What the exercise asks:
Track down each line that has the word "Grade" and copy it.

┌─ Material shown

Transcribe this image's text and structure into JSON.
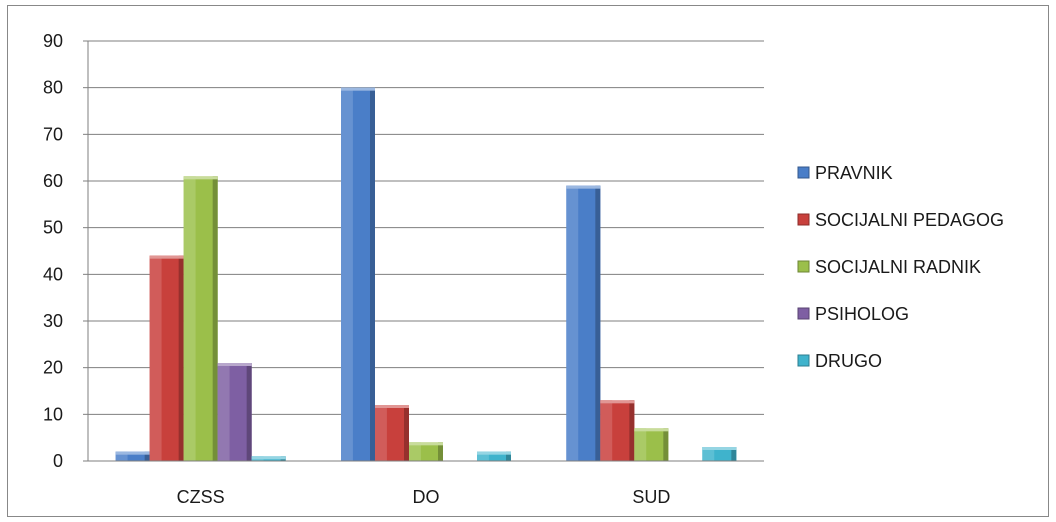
{
  "chart_data": {
    "type": "bar",
    "categories": [
      "CZSS",
      "DO",
      "SUD"
    ],
    "series": [
      {
        "name": "PRAVNIK",
        "values": [
          2,
          80,
          59
        ],
        "color": "#4a7ec8"
      },
      {
        "name": "SOCIJALNI PEDAGOG",
        "values": [
          44,
          12,
          13
        ],
        "color": "#c8403c"
      },
      {
        "name": "SOCIJALNI RADNIK",
        "values": [
          61,
          4,
          7
        ],
        "color": "#9bbf4a"
      },
      {
        "name": "PSIHOLOG",
        "values": [
          21,
          0,
          0
        ],
        "color": "#7e5fa3"
      },
      {
        "name": "DRUGO",
        "values": [
          1,
          2,
          3
        ],
        "color": "#3fb3cc"
      }
    ],
    "ylim": [
      0,
      90
    ],
    "yticks": [
      0,
      10,
      20,
      30,
      40,
      50,
      60,
      70,
      80,
      90
    ],
    "grid": true,
    "legend": "right",
    "title": "",
    "xlabel": "",
    "ylabel": ""
  }
}
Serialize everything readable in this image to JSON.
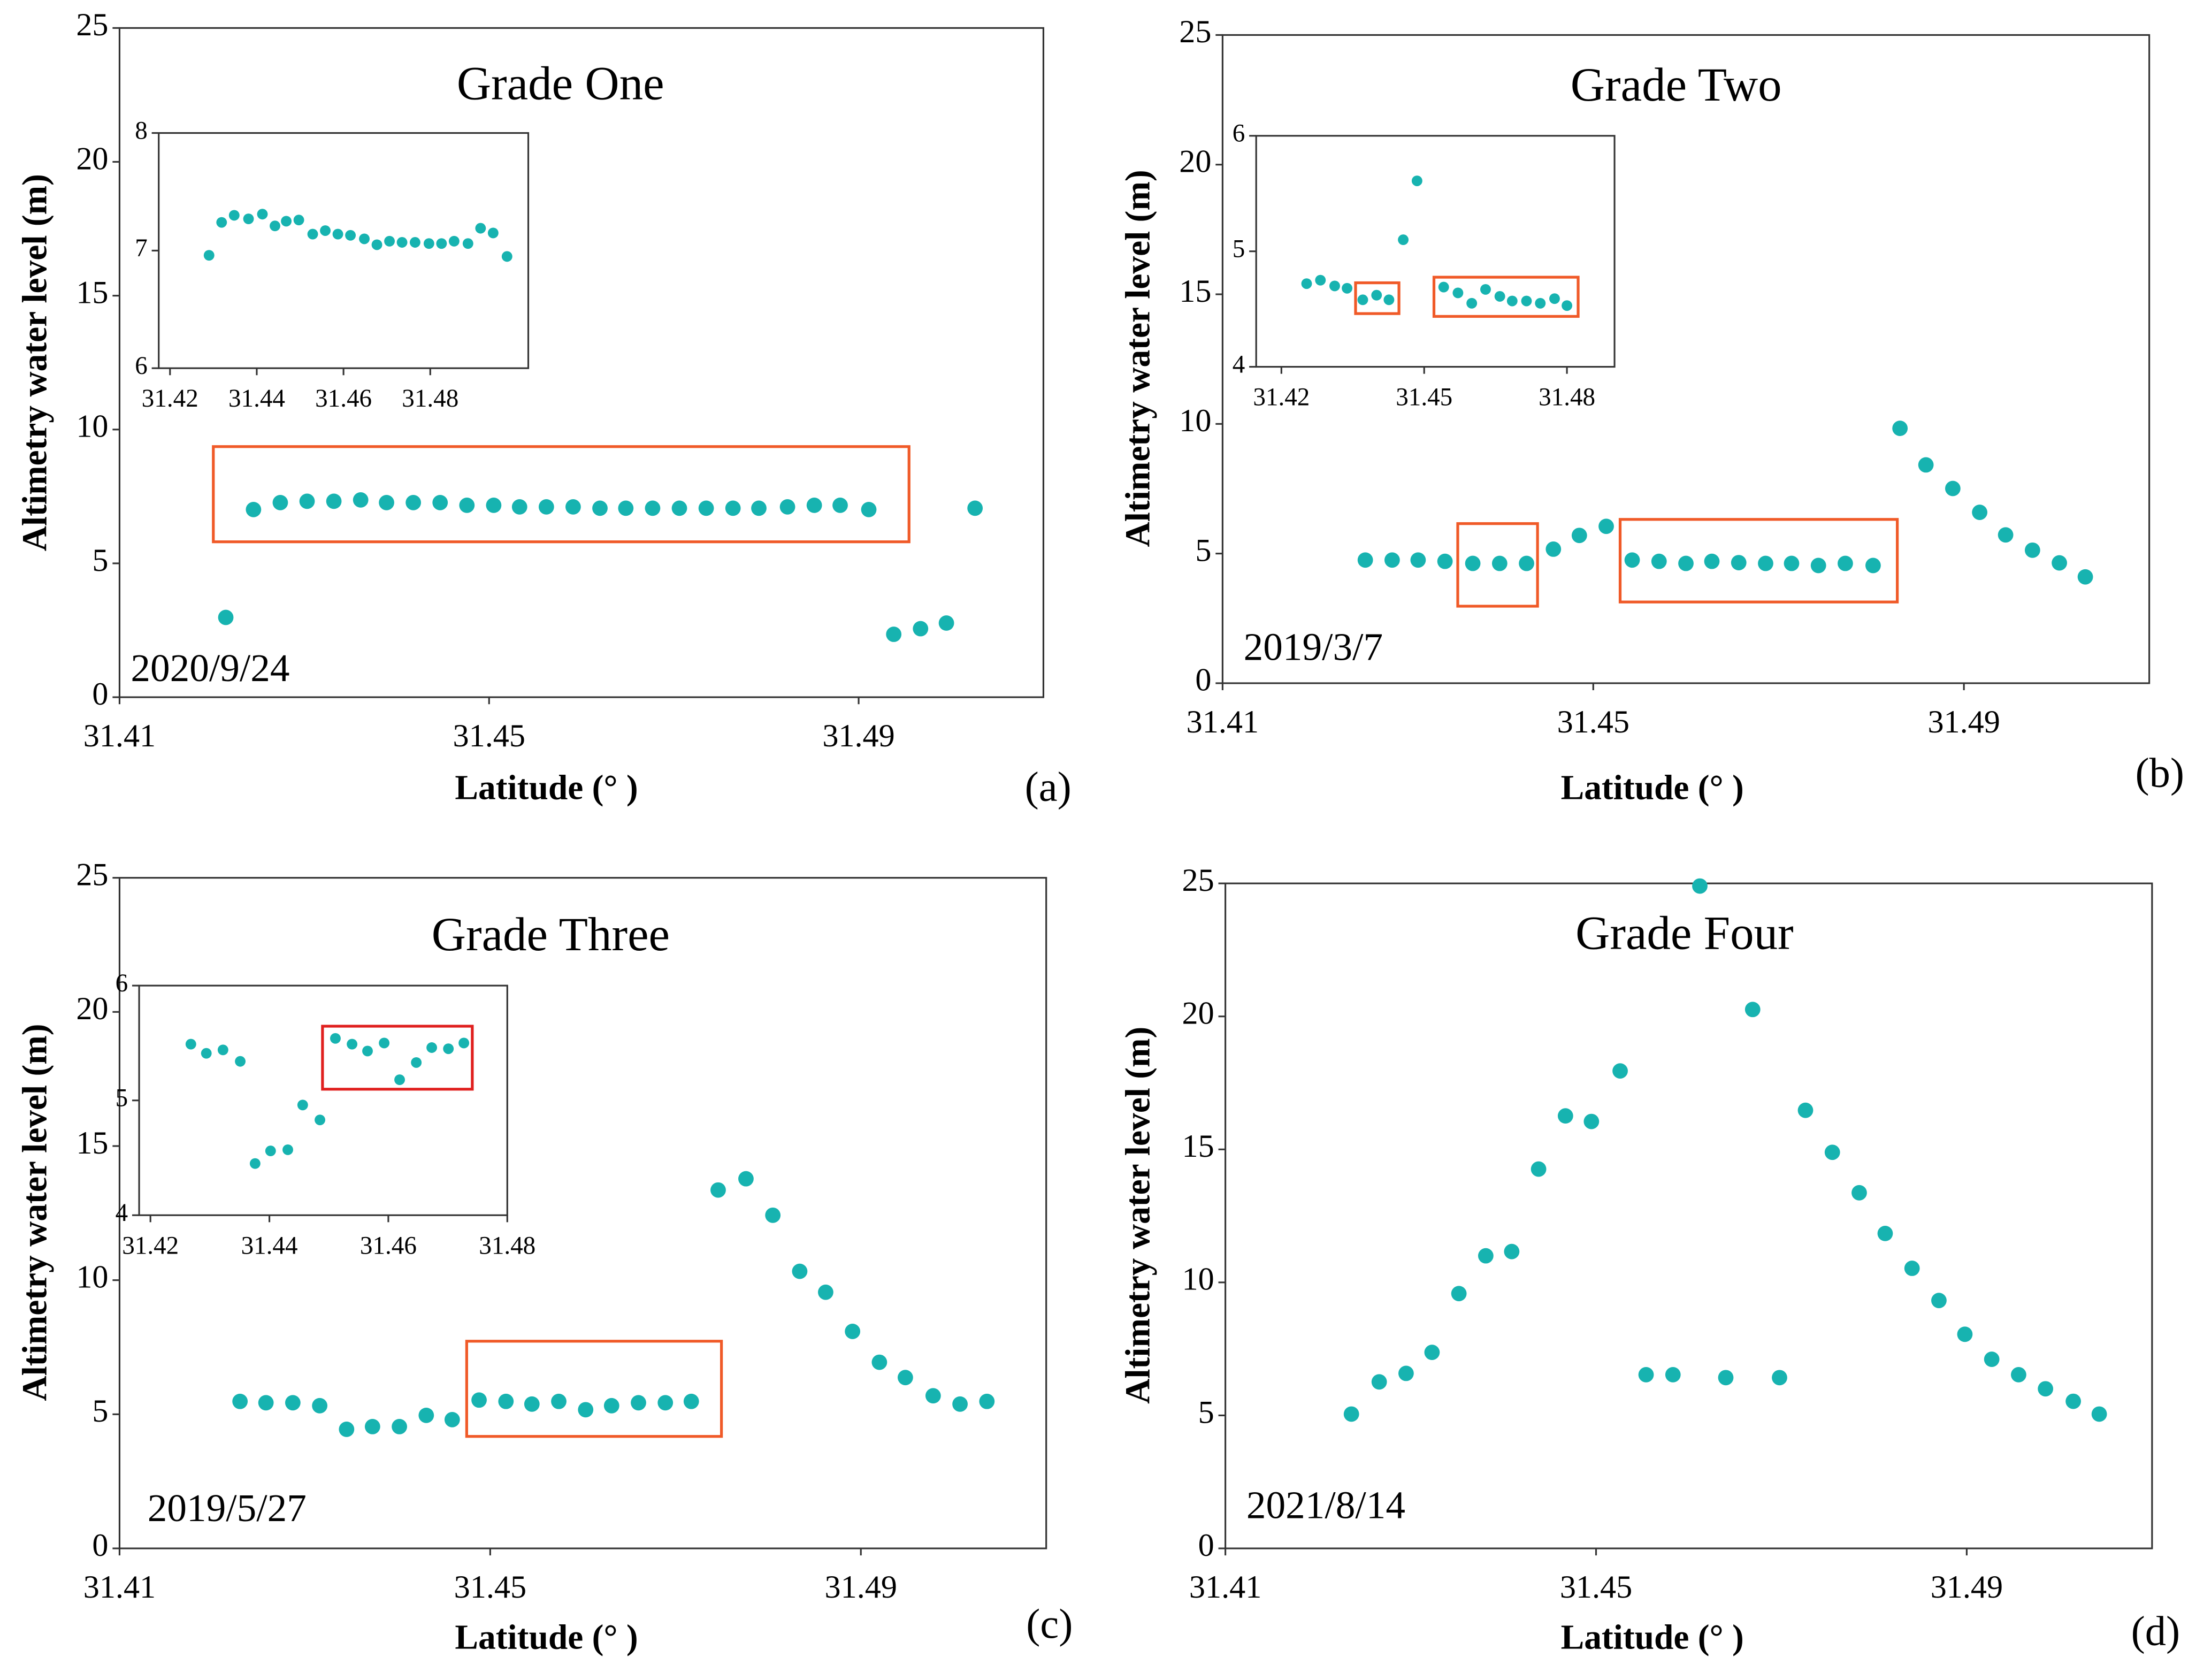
{
  "chart_data": [
    {
      "type": "scatter",
      "title": "Grade One",
      "annotation": "2020/9/24",
      "panel_label": "(a)",
      "xlabel": "Latitude (° )",
      "ylabel": "Altimetry water level (m)",
      "color": "#17b3b0",
      "highlight_color": "#f05a28",
      "xlim": [
        31.41,
        31.51
      ],
      "ylim": [
        0,
        25
      ],
      "xticks": [
        31.41,
        31.45,
        31.49
      ],
      "yticks": [
        0,
        5,
        10,
        15,
        20,
        25
      ],
      "x": [
        31.4215,
        31.4245,
        31.4274,
        31.4303,
        31.4332,
        31.4361,
        31.4389,
        31.4418,
        31.4447,
        31.4476,
        31.4505,
        31.4533,
        31.4562,
        31.4591,
        31.462,
        31.4648,
        31.4677,
        31.4706,
        31.4735,
        31.4764,
        31.4792,
        31.4823,
        31.4852,
        31.488,
        31.4911,
        31.4938,
        31.4967,
        31.4995,
        31.5026
      ],
      "values": [
        2.98,
        7.01,
        7.27,
        7.32,
        7.32,
        7.37,
        7.27,
        7.27,
        7.27,
        7.17,
        7.17,
        7.11,
        7.11,
        7.11,
        7.06,
        7.06,
        7.06,
        7.06,
        7.06,
        7.06,
        7.06,
        7.11,
        7.17,
        7.17,
        7.01,
        2.35,
        2.56,
        2.77,
        7.06
      ],
      "inset": {
        "type": "scatter",
        "xlim": [
          31.4174,
          31.5026
        ],
        "ylim": [
          6,
          8
        ],
        "xticks": [
          31.42,
          31.44,
          31.46,
          31.48
        ],
        "yticks": [
          6,
          7,
          8
        ],
        "x": [
          31.429,
          31.4319,
          31.4348,
          31.4381,
          31.4413,
          31.4442,
          31.4468,
          31.4497,
          31.4529,
          31.4558,
          31.4587,
          31.4616,
          31.4648,
          31.4677,
          31.4706,
          31.4735,
          31.4765,
          31.4797,
          31.4826,
          31.4855,
          31.4887,
          31.4916,
          31.4945,
          31.4977
        ],
        "values": [
          6.96,
          7.24,
          7.3,
          7.27,
          7.31,
          7.21,
          7.25,
          7.26,
          7.14,
          7.17,
          7.14,
          7.13,
          7.1,
          7.05,
          7.08,
          7.07,
          7.07,
          7.06,
          7.06,
          7.08,
          7.06,
          7.19,
          7.15,
          6.95
        ]
      }
    },
    {
      "type": "scatter",
      "title": "Grade Two",
      "annotation": "2019/3/7",
      "panel_label": "(b)",
      "xlabel": "Latitude (° )",
      "ylabel": "Altimetry water level (m)",
      "color": "#17b3b0",
      "highlight_color": "#f05a28",
      "xlim": [
        31.41,
        31.51
      ],
      "ylim": [
        0,
        25
      ],
      "xticks": [
        31.41,
        31.45,
        31.49
      ],
      "yticks": [
        0,
        5,
        10,
        15,
        20,
        25
      ],
      "x": [
        31.4254,
        31.4283,
        31.4311,
        31.434,
        31.437,
        31.4399,
        31.4428,
        31.4457,
        31.4485,
        31.4514,
        31.4542,
        31.4571,
        31.46,
        31.4628,
        31.4657,
        31.4686,
        31.4714,
        31.4743,
        31.4772,
        31.4802,
        31.4831,
        31.4859,
        31.4888,
        31.4917,
        31.4945,
        31.4974,
        31.5003,
        31.5031
      ],
      "values": [
        4.75,
        4.75,
        4.75,
        4.7,
        4.62,
        4.62,
        4.62,
        5.17,
        5.7,
        6.05,
        4.75,
        4.7,
        4.62,
        4.7,
        4.65,
        4.62,
        4.62,
        4.54,
        4.62,
        4.54,
        9.83,
        8.42,
        7.51,
        6.59,
        5.72,
        5.13,
        4.64,
        4.1
      ],
      "inset": {
        "type": "scatter",
        "highlight_color": "#f05a28",
        "xlim": [
          31.4147,
          31.49
        ],
        "ylim": [
          4,
          6
        ],
        "xticks": [
          31.42,
          31.45,
          31.48
        ],
        "yticks": [
          4,
          5,
          6
        ],
        "x": [
          31.4253,
          31.4282,
          31.4312,
          31.4338,
          31.4371,
          31.44,
          31.4426,
          31.4456,
          31.4485,
          31.4541,
          31.4571,
          31.46,
          31.4629,
          31.4659,
          31.4685,
          31.4715,
          31.4744,
          31.4774,
          31.48
        ],
        "values": [
          4.72,
          4.75,
          4.7,
          4.68,
          4.58,
          4.62,
          4.58,
          5.1,
          5.61,
          4.69,
          4.64,
          4.55,
          4.67,
          4.61,
          4.57,
          4.57,
          4.55,
          4.59,
          4.53
        ]
      }
    },
    {
      "type": "scatter",
      "title": "Grade Three",
      "annotation": "2019/5/27",
      "panel_label": "(c)",
      "xlabel": "Latitude (° )",
      "ylabel": "Altimetry water level (m)",
      "color": "#17b3b0",
      "highlight_color": "#f05a28",
      "xlim": [
        31.41,
        31.51
      ],
      "ylim": [
        0,
        25
      ],
      "xticks": [
        31.41,
        31.45,
        31.49
      ],
      "yticks": [
        0,
        5,
        10,
        15,
        20,
        25
      ],
      "x": [
        31.423,
        31.4258,
        31.4287,
        31.4316,
        31.4345,
        31.4373,
        31.4402,
        31.4431,
        31.4459,
        31.4488,
        31.4517,
        31.4545,
        31.4574,
        31.4603,
        31.4631,
        31.466,
        31.4689,
        31.4717,
        31.4746,
        31.4776,
        31.4805,
        31.4834,
        31.4862,
        31.4891,
        31.492,
        31.4948,
        31.4978,
        31.5007,
        31.5036
      ],
      "values": [
        5.48,
        5.43,
        5.43,
        5.32,
        4.44,
        4.54,
        4.54,
        4.96,
        4.8,
        5.53,
        5.48,
        5.38,
        5.48,
        5.17,
        5.32,
        5.43,
        5.43,
        5.48,
        13.36,
        13.78,
        12.42,
        10.33,
        9.55,
        8.09,
        6.94,
        6.37,
        5.69,
        5.38,
        5.48
      ],
      "inset": {
        "type": "scatter",
        "highlight_color": "#e0201f",
        "xlim": [
          31.4181,
          31.48
        ],
        "ylim": [
          4,
          6
        ],
        "xticks": [
          31.42,
          31.44,
          31.46,
          31.48
        ],
        "yticks": [
          4,
          5,
          6
        ],
        "x": [
          31.4268,
          31.4294,
          31.4322,
          31.4351,
          31.4376,
          31.4402,
          31.4431,
          31.4456,
          31.4485,
          31.4511,
          31.4539,
          31.4565,
          31.4593,
          31.4619,
          31.4647,
          31.4673,
          31.4701,
          31.4727
        ],
        "values": [
          5.49,
          5.41,
          5.44,
          5.34,
          4.45,
          4.56,
          4.57,
          4.96,
          4.83,
          5.54,
          5.49,
          5.43,
          5.5,
          5.18,
          5.33,
          5.46,
          5.45,
          5.5
        ]
      }
    },
    {
      "type": "scatter",
      "title": "Grade Four",
      "annotation": "2021/8/14",
      "panel_label": "(d)",
      "xlabel": "Latitude (° )",
      "ylabel": "Altimetry water level (m)",
      "color": "#17b3b0",
      "xlim": [
        31.41,
        31.51
      ],
      "ylim": [
        0,
        25
      ],
      "xticks": [
        31.41,
        31.45,
        31.49
      ],
      "yticks": [
        0,
        5,
        10,
        15,
        20,
        25
      ],
      "x": [
        31.4236,
        31.4266,
        31.4295,
        31.4323,
        31.4352,
        31.4381,
        31.4409,
        31.4438,
        31.4467,
        31.4495,
        31.4526,
        31.4554,
        31.4583,
        31.4612,
        31.464,
        31.4669,
        31.4698,
        31.4726,
        31.4755,
        31.4784,
        31.4812,
        31.4841,
        31.487,
        31.4898,
        31.4927,
        31.4956,
        31.4985,
        31.5015,
        31.5043
      ],
      "values": [
        5.05,
        6.26,
        6.58,
        7.37,
        9.58,
        11.0,
        11.16,
        14.26,
        16.26,
        16.05,
        17.95,
        6.53,
        6.53,
        24.9,
        6.42,
        20.26,
        6.42,
        16.47,
        14.89,
        13.37,
        11.84,
        10.53,
        9.32,
        8.05,
        7.11,
        6.53,
        6.0,
        5.53,
        5.05
      ]
    }
  ]
}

└─

Full output:
      "title": "Grade One",
      "title": "Grade Two",
      "title": "Grade Three",
      "title": "Grade Four",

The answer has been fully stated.